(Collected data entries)
····················

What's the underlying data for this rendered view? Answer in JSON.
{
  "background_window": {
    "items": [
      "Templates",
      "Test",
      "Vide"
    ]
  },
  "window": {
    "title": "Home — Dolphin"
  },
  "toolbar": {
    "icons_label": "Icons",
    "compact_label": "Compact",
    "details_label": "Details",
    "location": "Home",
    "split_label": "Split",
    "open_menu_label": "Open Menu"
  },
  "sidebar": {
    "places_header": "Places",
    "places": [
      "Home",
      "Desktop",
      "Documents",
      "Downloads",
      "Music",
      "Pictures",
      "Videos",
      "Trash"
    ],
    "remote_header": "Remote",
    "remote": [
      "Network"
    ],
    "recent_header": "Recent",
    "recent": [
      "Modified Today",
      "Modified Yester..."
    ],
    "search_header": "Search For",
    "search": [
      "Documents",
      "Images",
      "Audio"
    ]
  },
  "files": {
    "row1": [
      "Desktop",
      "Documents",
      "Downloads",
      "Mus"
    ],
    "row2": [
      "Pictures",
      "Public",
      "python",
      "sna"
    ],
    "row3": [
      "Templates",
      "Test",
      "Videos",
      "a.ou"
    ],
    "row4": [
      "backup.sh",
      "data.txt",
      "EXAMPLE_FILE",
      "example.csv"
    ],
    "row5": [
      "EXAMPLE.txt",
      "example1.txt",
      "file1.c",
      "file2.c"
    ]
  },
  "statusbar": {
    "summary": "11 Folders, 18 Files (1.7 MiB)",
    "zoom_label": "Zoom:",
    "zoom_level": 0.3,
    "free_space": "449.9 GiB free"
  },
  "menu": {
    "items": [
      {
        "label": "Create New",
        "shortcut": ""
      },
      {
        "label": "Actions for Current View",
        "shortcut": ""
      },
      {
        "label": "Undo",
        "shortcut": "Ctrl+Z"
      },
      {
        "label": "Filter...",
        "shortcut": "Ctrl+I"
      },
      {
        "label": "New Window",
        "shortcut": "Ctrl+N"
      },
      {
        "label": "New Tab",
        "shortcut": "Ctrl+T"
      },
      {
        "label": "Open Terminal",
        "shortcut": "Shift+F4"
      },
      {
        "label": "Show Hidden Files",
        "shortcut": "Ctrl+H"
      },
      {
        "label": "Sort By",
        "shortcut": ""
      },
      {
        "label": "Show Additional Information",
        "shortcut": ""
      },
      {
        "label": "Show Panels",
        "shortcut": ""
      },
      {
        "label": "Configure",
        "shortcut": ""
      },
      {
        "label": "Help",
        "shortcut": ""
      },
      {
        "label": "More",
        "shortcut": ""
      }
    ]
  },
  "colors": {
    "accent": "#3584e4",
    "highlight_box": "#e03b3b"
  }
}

····················

→ PROBLEM STATEMENT: Check each line above for the string "Open", then copy the ones that have it.

→ SOLUTION TO THE EXERCISE:
    "open_menu_label": "Open Menu"
        "label": "Open Terminal",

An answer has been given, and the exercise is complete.